◆ WHAT IS NEEDED
Check each line of the listing for the string "title", then state how many lines have it. Only the number is wanted.

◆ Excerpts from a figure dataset
########################################

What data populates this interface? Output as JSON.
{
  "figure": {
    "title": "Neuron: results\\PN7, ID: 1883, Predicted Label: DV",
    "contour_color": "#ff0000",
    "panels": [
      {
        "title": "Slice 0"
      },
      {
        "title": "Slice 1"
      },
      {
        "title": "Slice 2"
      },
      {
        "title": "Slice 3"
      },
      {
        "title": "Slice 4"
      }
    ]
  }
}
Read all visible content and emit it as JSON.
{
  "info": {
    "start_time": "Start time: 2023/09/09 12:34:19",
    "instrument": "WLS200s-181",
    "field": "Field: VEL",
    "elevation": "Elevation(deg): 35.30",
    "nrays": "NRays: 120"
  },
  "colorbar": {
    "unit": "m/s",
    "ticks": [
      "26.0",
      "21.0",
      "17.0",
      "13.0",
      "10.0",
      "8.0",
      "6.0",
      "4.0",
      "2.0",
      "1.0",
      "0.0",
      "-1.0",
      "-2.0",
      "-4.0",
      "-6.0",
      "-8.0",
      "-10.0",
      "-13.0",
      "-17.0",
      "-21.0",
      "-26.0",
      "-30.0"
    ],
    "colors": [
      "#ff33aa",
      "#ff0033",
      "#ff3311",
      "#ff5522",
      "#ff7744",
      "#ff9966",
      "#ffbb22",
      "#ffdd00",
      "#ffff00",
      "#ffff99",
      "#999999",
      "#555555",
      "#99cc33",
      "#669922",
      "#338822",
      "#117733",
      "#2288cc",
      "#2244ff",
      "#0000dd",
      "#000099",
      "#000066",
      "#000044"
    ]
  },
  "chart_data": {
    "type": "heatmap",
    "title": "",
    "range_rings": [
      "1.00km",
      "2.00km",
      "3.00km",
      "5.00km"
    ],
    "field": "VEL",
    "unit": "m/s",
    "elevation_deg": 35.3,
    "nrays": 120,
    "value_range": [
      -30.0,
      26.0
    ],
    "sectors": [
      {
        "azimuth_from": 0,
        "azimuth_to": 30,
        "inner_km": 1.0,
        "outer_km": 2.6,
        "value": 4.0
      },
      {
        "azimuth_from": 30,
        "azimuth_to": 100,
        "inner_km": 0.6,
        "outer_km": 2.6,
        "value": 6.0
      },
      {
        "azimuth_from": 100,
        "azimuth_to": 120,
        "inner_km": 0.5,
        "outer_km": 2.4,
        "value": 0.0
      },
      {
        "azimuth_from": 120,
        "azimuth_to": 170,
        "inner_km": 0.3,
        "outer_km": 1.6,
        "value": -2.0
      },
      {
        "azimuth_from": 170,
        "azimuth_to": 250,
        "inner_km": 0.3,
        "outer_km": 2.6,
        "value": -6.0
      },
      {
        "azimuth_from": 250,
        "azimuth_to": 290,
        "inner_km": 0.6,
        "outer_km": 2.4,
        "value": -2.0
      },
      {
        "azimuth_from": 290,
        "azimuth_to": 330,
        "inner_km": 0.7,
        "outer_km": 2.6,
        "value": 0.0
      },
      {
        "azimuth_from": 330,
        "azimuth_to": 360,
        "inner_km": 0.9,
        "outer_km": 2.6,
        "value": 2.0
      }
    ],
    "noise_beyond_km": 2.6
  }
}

########################################

◆ SOLUTION FOR THIS PROBLEM
7